> _Stated problem_: Each entry below is to be duplicated verbatim.

Information supplied start

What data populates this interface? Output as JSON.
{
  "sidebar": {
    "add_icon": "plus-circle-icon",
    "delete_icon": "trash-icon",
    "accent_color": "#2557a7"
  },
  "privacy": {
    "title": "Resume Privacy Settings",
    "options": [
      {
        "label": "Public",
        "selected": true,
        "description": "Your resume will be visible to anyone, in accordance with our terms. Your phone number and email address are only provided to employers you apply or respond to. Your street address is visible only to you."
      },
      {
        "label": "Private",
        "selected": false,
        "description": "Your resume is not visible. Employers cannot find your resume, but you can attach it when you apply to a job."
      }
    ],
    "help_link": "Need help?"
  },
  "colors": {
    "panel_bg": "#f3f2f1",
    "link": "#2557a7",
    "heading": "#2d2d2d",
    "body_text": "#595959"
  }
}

Information supplied end

> _Task output_:
What data populates this interface? Output as JSON.
{
  "sidebar": {
    "add_icon": "plus-circle-icon",
    "delete_icon": "trash-icon",
    "accent_color": "#2557a7"
  },
  "privacy": {
    "title": "Resume Privacy Settings",
    "options": [
      {
        "label": "Public",
        "selected": true,
        "description": "Your resume will be visible to anyone, in accordance with our terms. Your phone number and email address are only provided to employers you apply or respond to. Your street address is visible only to you."
      },
      {
        "label": "Private",
        "selected": false,
        "description": "Your resume is not visible. Employers cannot find your resume, but you can attach it when you apply to a job."
      }
    ],
    "help_link": "Need help?"
  },
  "colors": {
    "panel_bg": "#f3f2f1",
    "link": "#2557a7",
    "heading": "#2d2d2d",
    "body_text": "#595959"
  }
}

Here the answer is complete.